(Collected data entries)
>> Start
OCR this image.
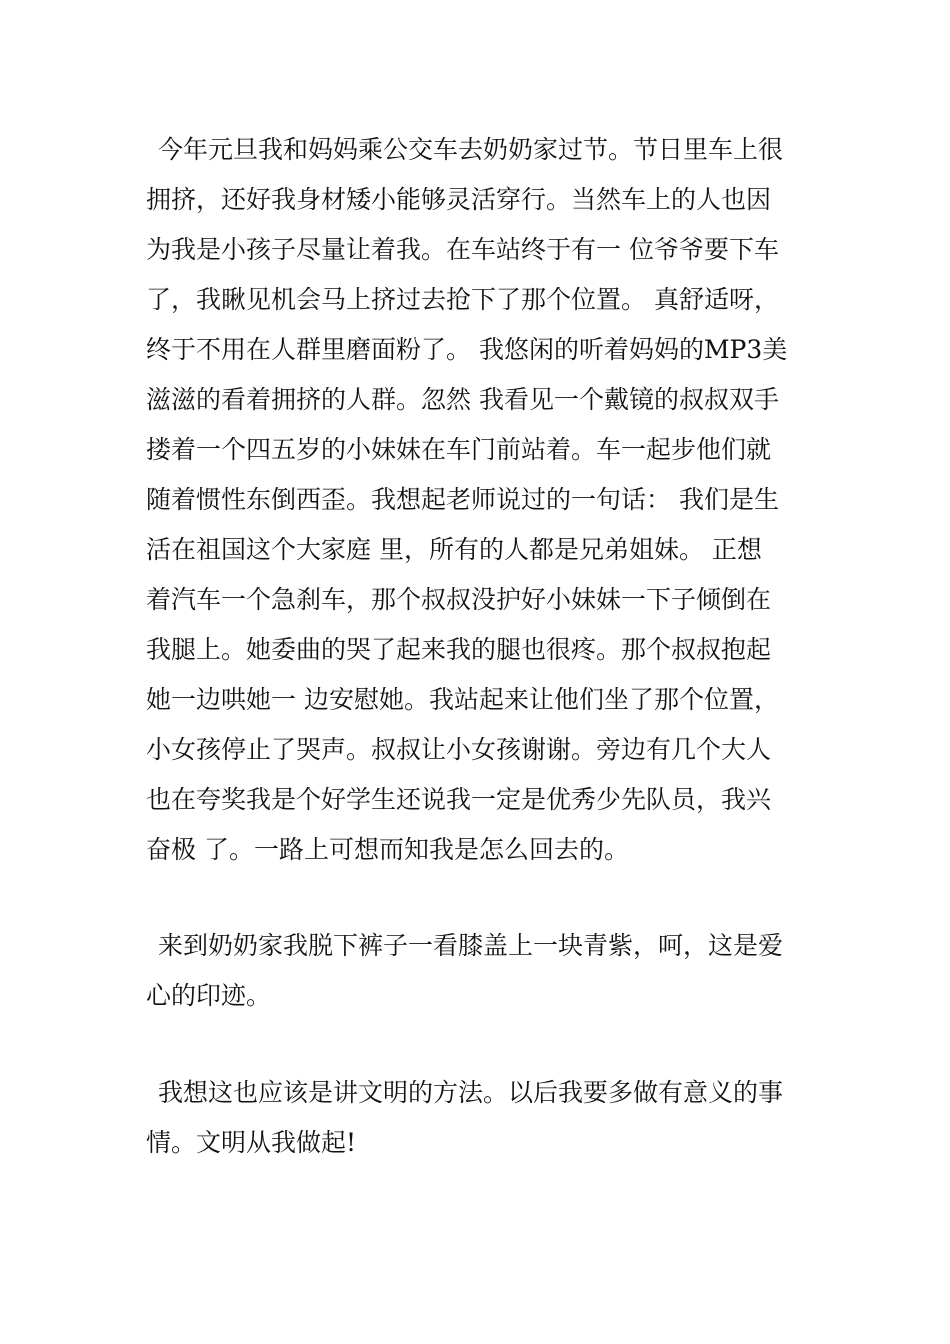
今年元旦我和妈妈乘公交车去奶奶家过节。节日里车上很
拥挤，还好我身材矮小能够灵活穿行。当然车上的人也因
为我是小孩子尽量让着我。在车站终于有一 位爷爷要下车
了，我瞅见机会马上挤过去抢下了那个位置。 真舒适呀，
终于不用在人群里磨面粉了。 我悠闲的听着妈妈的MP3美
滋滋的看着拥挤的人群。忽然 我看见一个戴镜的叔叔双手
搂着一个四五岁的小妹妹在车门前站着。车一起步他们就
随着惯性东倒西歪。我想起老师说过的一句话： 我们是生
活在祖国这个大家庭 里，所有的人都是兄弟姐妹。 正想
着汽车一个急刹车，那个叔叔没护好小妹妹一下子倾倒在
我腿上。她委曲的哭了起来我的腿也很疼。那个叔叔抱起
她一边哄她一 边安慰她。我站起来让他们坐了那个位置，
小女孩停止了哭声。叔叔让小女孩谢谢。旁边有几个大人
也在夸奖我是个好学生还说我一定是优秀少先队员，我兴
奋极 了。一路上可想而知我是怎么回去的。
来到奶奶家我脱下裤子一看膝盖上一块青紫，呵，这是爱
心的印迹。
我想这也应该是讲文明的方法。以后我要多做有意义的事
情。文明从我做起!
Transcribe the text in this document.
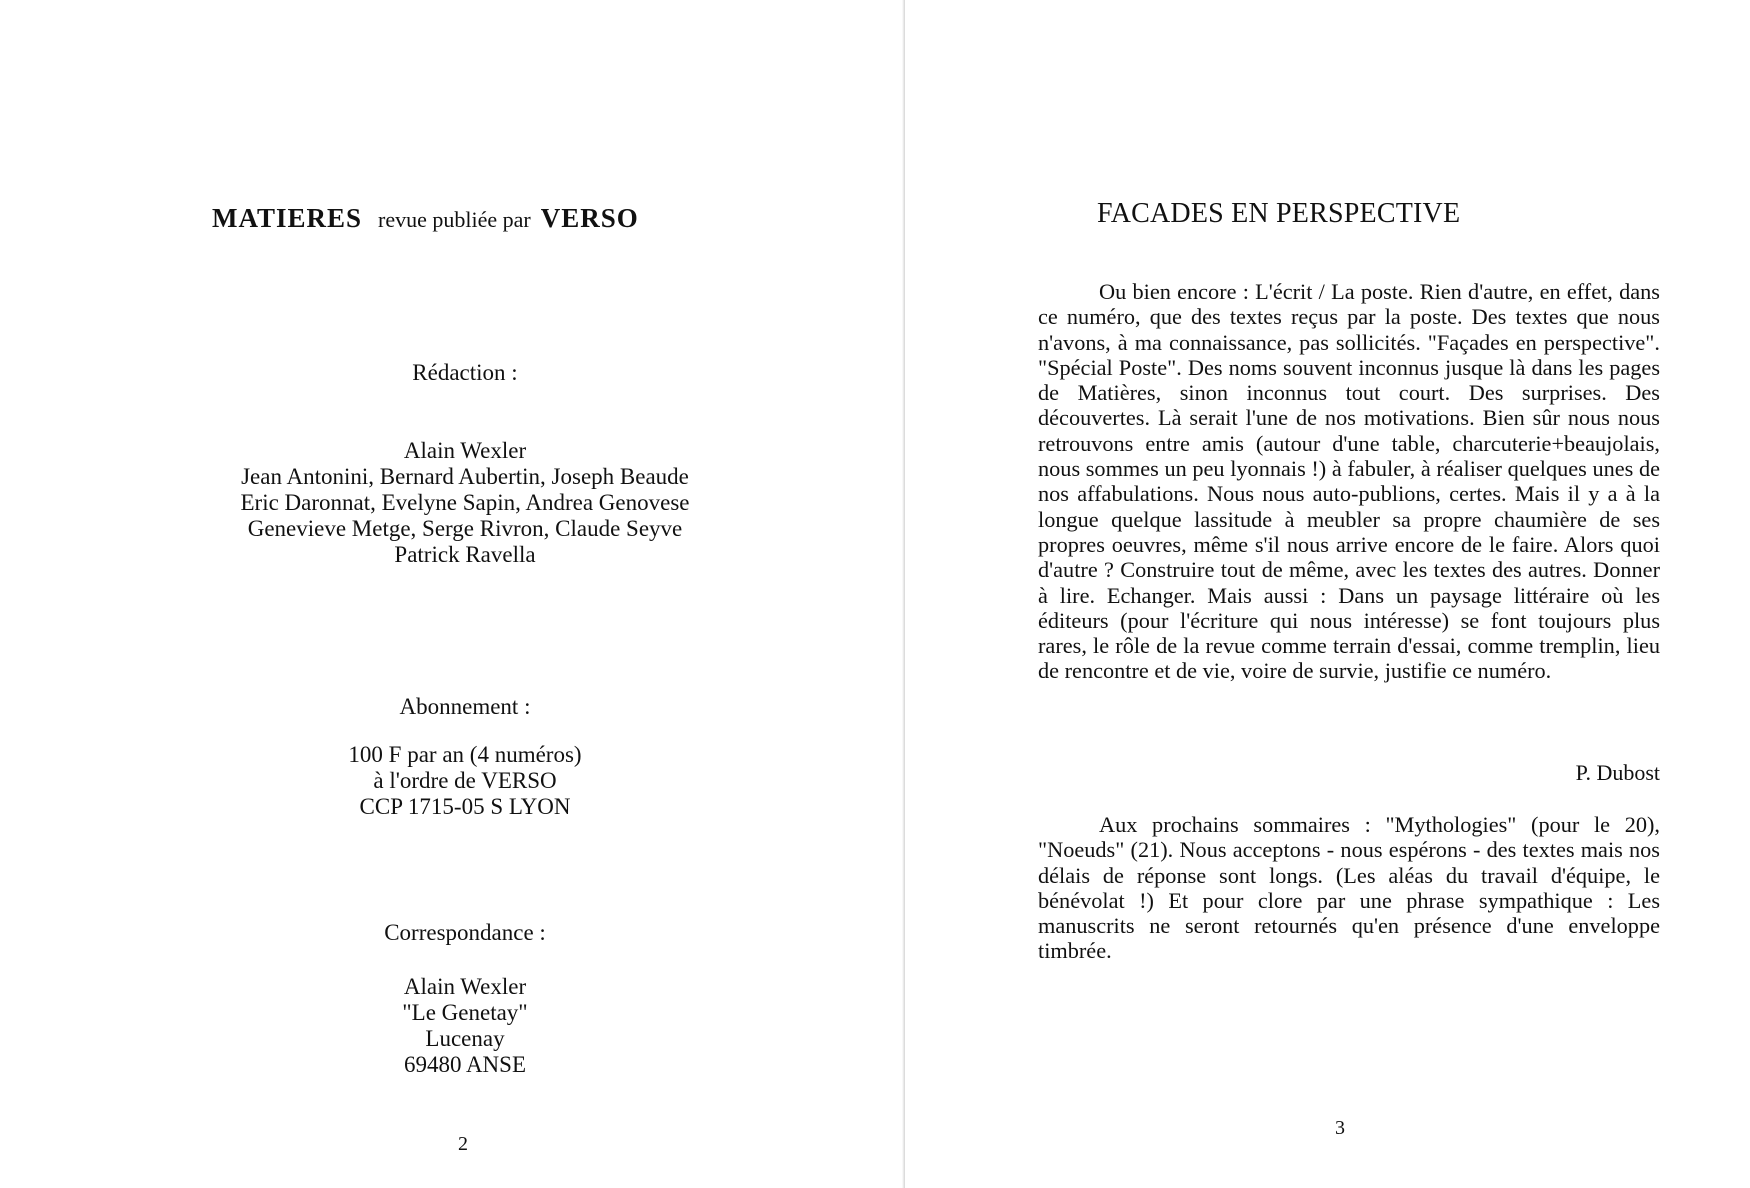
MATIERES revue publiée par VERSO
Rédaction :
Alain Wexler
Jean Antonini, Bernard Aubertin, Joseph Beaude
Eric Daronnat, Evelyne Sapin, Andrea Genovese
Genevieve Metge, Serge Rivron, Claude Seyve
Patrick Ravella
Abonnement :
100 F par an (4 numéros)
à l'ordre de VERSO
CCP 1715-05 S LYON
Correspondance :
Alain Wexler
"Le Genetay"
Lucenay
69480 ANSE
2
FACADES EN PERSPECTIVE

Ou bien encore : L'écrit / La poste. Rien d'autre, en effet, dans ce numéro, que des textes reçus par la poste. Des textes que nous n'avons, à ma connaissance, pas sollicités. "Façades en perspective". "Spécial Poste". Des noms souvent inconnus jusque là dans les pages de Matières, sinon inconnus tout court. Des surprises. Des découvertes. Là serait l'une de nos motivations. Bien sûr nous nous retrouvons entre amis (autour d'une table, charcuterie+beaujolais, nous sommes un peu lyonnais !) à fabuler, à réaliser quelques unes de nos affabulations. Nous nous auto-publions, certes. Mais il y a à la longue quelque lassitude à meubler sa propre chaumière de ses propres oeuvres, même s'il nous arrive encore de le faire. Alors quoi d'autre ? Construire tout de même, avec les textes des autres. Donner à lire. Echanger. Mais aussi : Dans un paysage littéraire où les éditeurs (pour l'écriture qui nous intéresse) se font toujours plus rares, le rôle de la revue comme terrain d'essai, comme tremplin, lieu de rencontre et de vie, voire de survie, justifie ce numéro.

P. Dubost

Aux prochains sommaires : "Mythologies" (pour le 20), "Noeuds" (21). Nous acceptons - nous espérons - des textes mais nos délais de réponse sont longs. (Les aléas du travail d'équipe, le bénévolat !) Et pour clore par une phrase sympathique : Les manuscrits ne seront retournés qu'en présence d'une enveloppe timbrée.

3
>> End
Repeat all of the data above word for word, minus the pictures.

ANSWER FOR THIS EXERCISE:
OCR this image.
今年元旦我和妈妈乘公交车去奶奶家过节。节日里车上很
拥挤，还好我身材矮小能够灵活穿行。当然车上的人也因
为我是小孩子尽量让着我。在车站终于有一 位爷爷要下车
了，我瞅见机会马上挤过去抢下了那个位置。 真舒适呀，
终于不用在人群里磨面粉了。 我悠闲的听着妈妈的MP3美
滋滋的看着拥挤的人群。忽然 我看见一个戴镜的叔叔双手
搂着一个四五岁的小妹妹在车门前站着。车一起步他们就
随着惯性东倒西歪。我想起老师说过的一句话： 我们是生
活在祖国这个大家庭 里，所有的人都是兄弟姐妹。 正想
着汽车一个急刹车，那个叔叔没护好小妹妹一下子倾倒在
我腿上。她委曲的哭了起来我的腿也很疼。那个叔叔抱起
她一边哄她一 边安慰她。我站起来让他们坐了那个位置，
小女孩停止了哭声。叔叔让小女孩谢谢。旁边有几个大人
也在夸奖我是个好学生还说我一定是优秀少先队员，我兴
奋极 了。一路上可想而知我是怎么回去的。
来到奶奶家我脱下裤子一看膝盖上一块青紫，呵，这是爱
心的印迹。
我想这也应该是讲文明的方法。以后我要多做有意义的事
情。文明从我做起!
Transcribe the text in this document.
MATIERES revue publiée par VERSO
Rédaction :
Alain Wexler
Jean Antonini, Bernard Aubertin, Joseph Beaude
Eric Daronnat, Evelyne Sapin, Andrea Genovese
Genevieve Metge, Serge Rivron, Claude Seyve
Patrick Ravella
Abonnement :
100 F par an (4 numéros)
à l'ordre de VERSO
CCP 1715-05 S LYON
Correspondance :
Alain Wexler
"Le Genetay"
Lucenay
69480 ANSE
2
FACADES EN PERSPECTIVE

Ou bien encore : L'écrit / La poste. Rien d'autre, en effet, dans ce numéro, que des textes reçus par la poste. Des textes que nous n'avons, à ma connaissance, pas sollicités. "Façades en perspective". "Spécial Poste". Des noms souvent inconnus jusque là dans les pages de Matières, sinon inconnus tout court. Des surprises. Des découvertes. Là serait l'une de nos motivations. Bien sûr nous nous retrouvons entre amis (autour d'une table, charcuterie+beaujolais, nous sommes un peu lyonnais !) à fabuler, à réaliser quelques unes de nos affabulations. Nous nous auto-publions, certes. Mais il y a à la longue quelque lassitude à meubler sa propre chaumière de ses propres oeuvres, même s'il nous arrive encore de le faire. Alors quoi d'autre ? Construire tout de même, avec les textes des autres. Donner à lire. Echanger. Mais aussi : Dans un paysage littéraire où les éditeurs (pour l'écriture qui nous intéresse) se font toujours plus rares, le rôle de la revue comme terrain d'essai, comme tremplin, lieu de rencontre et de vie, voire de survie, justifie ce numéro.

P. Dubost

Aux prochains sommaires : "Mythologies" (pour le 20), "Noeuds" (21). Nous acceptons - nous espérons - des textes mais nos délais de réponse sont longs. (Les aléas du travail d'équipe, le bénévolat !) Et pour clore par une phrase sympathique : Les manuscrits ne seront retournés qu'en présence d'une enveloppe timbrée.

3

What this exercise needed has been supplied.